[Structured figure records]
○ ○ ○ ○

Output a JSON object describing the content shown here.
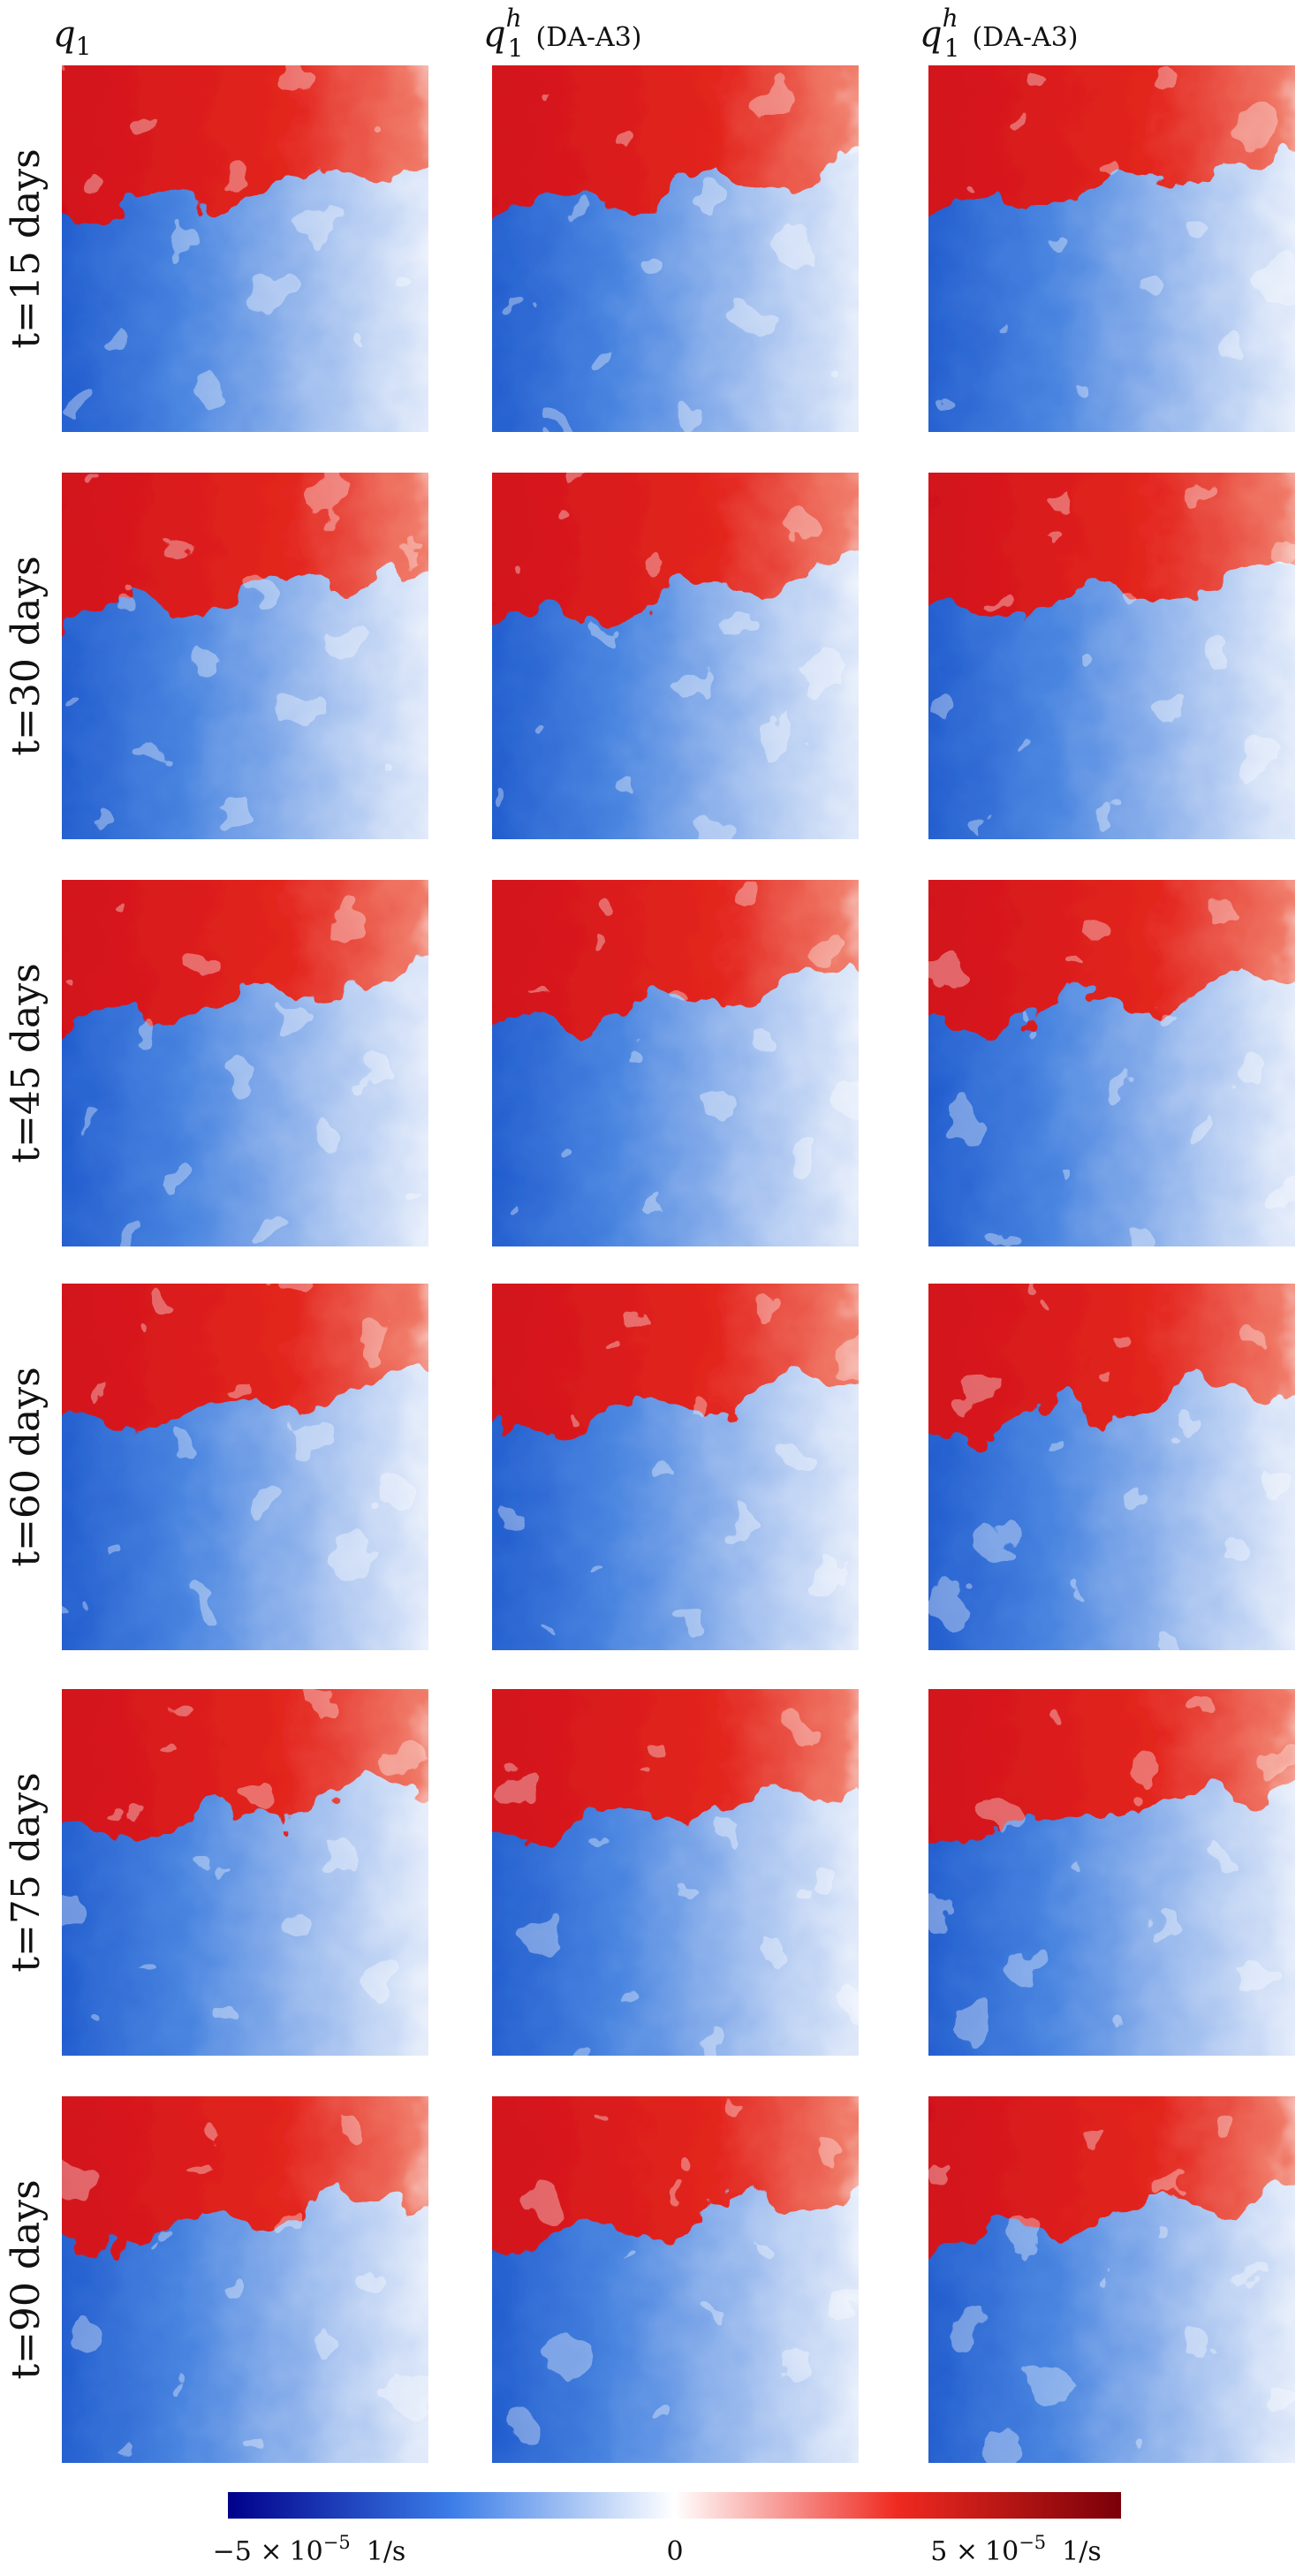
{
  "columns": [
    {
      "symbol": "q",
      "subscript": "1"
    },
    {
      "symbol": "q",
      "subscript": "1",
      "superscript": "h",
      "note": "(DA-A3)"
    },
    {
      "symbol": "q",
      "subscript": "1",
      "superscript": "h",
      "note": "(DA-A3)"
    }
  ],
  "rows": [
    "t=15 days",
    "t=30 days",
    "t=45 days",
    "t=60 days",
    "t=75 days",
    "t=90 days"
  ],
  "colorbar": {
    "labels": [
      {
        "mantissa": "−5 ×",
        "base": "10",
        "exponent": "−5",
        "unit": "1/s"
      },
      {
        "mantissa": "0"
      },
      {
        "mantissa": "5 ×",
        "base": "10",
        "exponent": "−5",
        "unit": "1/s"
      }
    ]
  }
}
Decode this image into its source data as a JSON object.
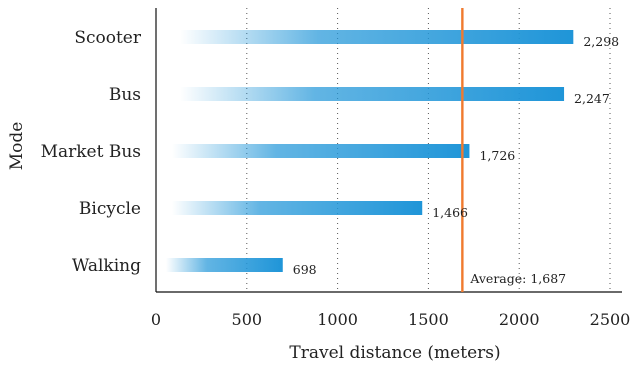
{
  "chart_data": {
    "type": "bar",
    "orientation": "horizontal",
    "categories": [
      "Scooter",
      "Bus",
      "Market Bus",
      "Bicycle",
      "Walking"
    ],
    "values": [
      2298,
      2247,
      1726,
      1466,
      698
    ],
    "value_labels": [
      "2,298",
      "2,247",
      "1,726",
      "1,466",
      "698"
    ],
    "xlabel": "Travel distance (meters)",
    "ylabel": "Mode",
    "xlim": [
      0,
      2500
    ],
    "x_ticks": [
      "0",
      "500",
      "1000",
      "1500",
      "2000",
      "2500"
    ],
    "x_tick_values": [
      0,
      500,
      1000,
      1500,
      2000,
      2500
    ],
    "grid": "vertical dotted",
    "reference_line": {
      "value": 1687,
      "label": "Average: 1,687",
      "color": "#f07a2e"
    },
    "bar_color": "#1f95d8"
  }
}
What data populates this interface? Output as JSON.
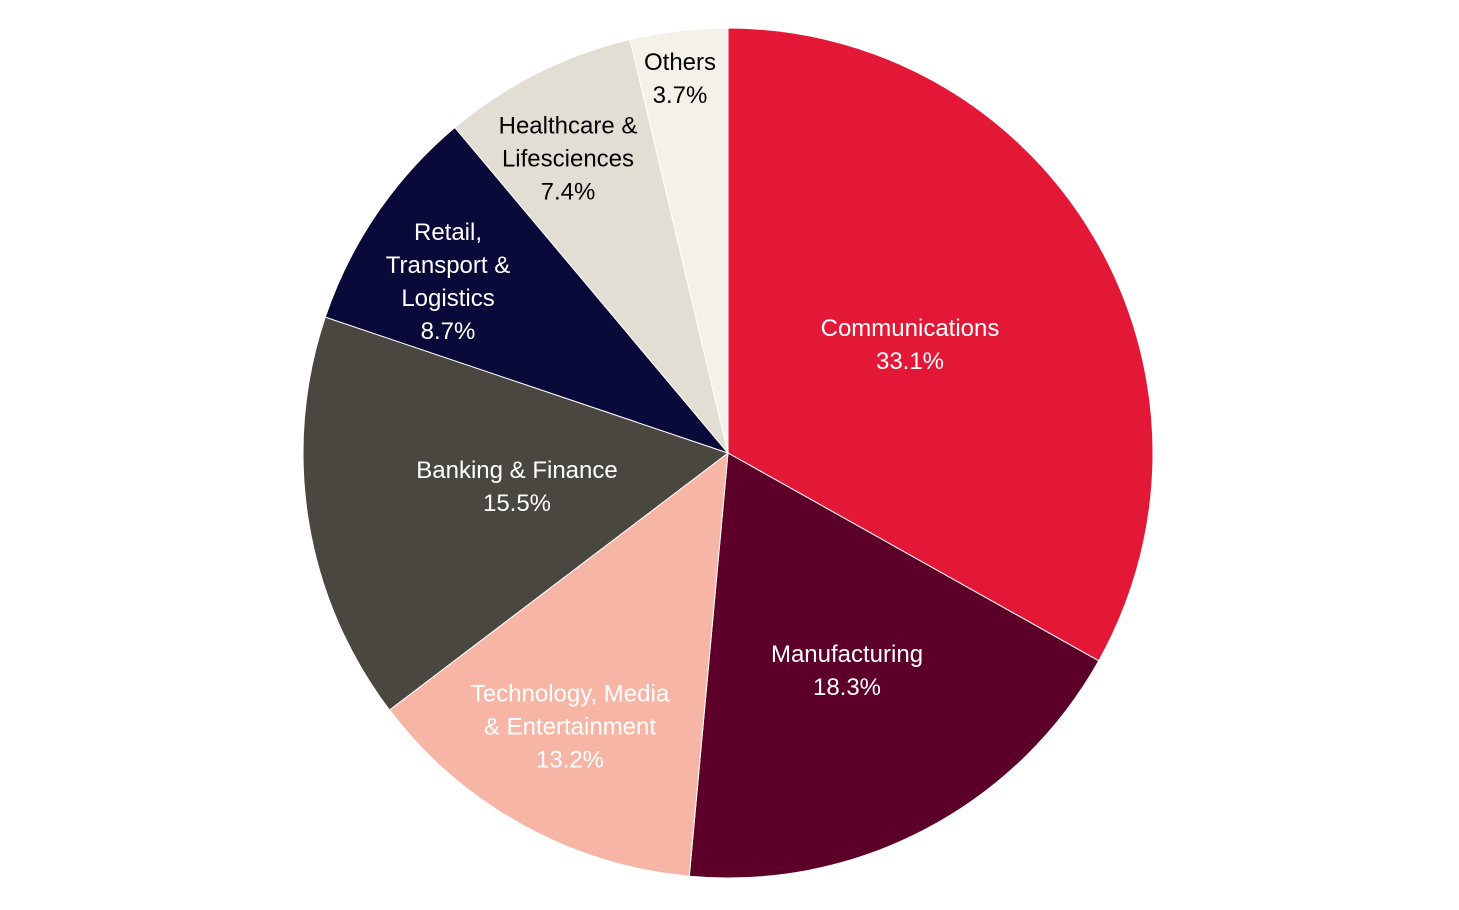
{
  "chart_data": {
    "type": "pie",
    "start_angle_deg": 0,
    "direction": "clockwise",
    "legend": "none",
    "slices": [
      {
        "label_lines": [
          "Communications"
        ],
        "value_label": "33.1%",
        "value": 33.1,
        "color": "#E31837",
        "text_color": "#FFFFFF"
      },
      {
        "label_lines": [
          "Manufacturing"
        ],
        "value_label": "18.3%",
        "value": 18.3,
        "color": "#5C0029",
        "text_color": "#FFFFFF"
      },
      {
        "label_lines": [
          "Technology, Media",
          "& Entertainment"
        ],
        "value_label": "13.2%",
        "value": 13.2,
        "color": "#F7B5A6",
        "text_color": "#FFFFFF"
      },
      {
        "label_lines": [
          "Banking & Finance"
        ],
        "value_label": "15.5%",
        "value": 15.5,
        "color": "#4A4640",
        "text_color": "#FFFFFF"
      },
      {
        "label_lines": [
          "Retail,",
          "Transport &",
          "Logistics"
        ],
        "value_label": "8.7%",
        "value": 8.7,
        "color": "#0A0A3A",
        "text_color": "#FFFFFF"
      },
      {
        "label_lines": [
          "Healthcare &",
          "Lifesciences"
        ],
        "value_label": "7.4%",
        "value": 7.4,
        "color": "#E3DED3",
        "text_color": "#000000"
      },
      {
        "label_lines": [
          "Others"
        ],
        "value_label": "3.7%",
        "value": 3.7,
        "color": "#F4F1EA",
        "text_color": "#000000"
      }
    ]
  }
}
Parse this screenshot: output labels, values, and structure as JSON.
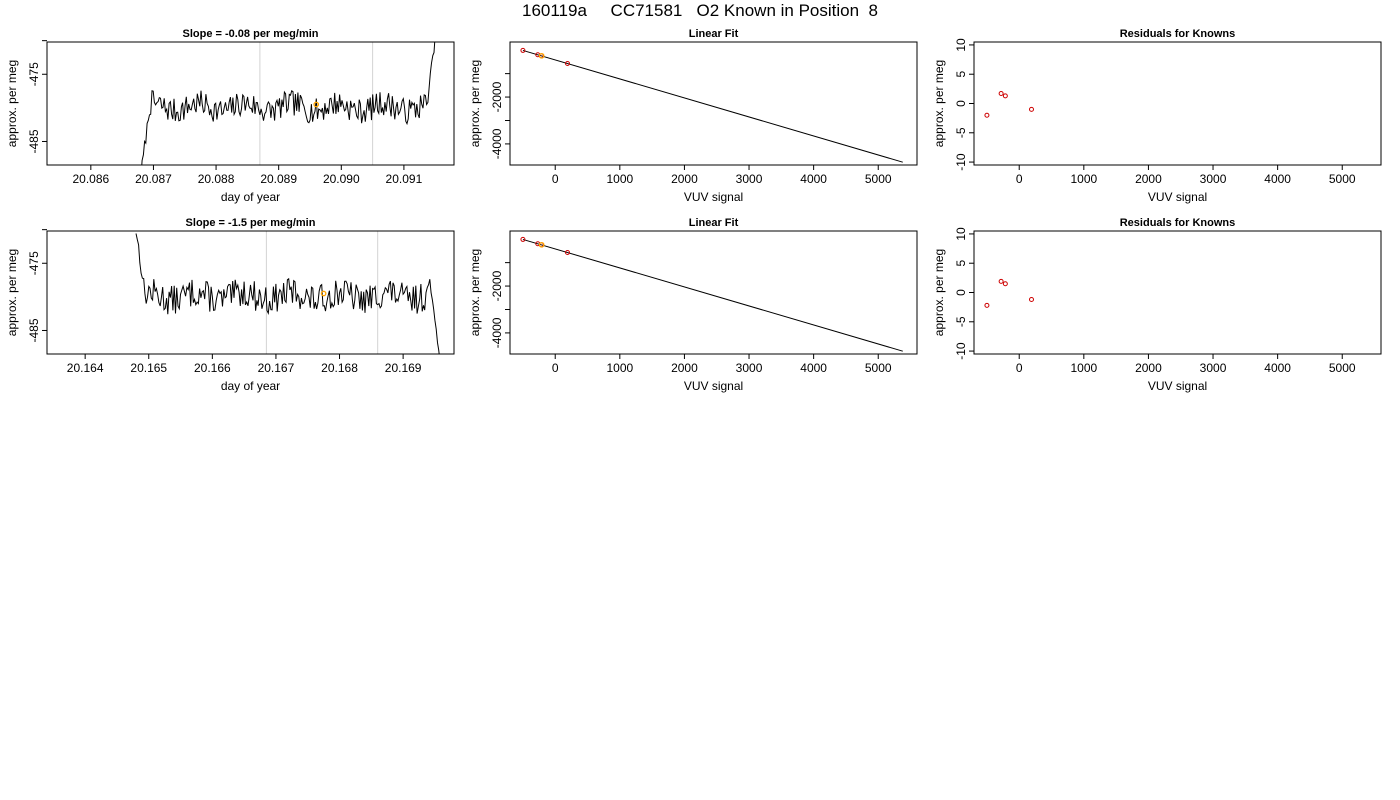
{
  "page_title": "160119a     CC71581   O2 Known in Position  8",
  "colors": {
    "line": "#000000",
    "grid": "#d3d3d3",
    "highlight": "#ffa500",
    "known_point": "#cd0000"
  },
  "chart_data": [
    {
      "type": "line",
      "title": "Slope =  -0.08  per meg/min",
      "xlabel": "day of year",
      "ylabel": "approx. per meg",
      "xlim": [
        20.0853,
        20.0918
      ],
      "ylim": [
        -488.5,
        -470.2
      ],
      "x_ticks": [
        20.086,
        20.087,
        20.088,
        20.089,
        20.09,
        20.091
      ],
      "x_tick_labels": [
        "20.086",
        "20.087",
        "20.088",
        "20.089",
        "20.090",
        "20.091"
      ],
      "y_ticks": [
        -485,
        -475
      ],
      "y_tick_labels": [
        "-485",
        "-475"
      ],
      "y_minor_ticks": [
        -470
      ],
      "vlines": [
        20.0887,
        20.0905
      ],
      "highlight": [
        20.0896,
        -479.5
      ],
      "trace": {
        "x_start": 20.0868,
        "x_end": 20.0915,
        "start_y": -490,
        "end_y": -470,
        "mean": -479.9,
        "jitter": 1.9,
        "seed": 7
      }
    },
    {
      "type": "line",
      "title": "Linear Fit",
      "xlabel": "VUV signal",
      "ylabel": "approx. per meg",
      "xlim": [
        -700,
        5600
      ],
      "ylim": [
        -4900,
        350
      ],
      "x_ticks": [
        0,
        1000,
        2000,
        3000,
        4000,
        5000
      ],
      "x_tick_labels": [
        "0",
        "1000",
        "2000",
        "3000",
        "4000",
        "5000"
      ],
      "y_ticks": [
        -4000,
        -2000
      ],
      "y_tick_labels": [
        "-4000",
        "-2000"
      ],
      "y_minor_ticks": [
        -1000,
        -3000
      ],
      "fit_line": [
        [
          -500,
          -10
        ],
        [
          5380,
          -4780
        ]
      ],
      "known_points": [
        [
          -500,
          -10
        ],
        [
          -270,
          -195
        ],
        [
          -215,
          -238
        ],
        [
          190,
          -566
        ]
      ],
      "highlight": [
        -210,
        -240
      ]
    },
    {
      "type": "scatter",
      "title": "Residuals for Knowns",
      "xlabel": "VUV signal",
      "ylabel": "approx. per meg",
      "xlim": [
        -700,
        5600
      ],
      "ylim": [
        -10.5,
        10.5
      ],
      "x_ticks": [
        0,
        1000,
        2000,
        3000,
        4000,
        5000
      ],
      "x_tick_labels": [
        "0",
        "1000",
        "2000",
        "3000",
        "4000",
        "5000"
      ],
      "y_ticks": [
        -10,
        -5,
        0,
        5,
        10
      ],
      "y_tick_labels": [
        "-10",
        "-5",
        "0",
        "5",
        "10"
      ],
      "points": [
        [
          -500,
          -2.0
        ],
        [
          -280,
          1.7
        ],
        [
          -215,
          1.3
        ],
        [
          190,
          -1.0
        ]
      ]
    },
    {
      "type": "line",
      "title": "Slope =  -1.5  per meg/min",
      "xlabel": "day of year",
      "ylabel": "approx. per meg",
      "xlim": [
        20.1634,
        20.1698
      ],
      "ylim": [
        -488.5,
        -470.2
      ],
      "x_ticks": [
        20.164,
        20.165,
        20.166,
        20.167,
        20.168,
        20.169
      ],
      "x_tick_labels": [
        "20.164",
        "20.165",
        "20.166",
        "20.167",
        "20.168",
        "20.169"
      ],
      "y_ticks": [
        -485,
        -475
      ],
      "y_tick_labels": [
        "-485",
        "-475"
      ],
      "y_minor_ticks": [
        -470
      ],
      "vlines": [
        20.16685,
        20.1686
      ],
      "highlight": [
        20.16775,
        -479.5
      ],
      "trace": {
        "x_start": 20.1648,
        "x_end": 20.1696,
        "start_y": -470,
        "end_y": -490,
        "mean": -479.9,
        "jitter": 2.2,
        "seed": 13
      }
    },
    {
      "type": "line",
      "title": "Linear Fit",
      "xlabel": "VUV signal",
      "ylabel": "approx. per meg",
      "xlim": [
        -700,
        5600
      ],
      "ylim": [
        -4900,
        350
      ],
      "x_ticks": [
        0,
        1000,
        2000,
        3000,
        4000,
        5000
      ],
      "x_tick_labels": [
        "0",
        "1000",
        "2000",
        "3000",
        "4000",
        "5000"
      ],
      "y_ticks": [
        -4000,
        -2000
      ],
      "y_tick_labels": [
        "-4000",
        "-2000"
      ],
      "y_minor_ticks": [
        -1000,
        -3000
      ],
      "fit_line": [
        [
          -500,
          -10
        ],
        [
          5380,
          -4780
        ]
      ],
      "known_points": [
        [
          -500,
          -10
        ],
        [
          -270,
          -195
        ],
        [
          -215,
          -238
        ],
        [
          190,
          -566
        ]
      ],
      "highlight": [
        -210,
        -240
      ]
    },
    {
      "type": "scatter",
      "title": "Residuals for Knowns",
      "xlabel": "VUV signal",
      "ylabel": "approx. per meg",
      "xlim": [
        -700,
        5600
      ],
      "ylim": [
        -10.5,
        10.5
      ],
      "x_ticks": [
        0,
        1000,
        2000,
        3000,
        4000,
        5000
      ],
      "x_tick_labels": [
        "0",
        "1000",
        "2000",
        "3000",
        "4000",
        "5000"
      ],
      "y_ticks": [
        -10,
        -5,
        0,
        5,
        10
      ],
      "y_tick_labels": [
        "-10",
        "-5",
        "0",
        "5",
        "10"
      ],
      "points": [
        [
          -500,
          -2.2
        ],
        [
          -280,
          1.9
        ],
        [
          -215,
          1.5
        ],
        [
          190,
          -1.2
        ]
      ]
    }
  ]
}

○ ○ ○ ○

WHAT IS ASKED:
All lines in the data that contain the word "days" should be copied.

EXERCISE SOLUTION:
    "t=15 days",
    "t=30 days",
    "t=45 days",
    "t=60 days",
    "t=75 days",
    "t=90 days"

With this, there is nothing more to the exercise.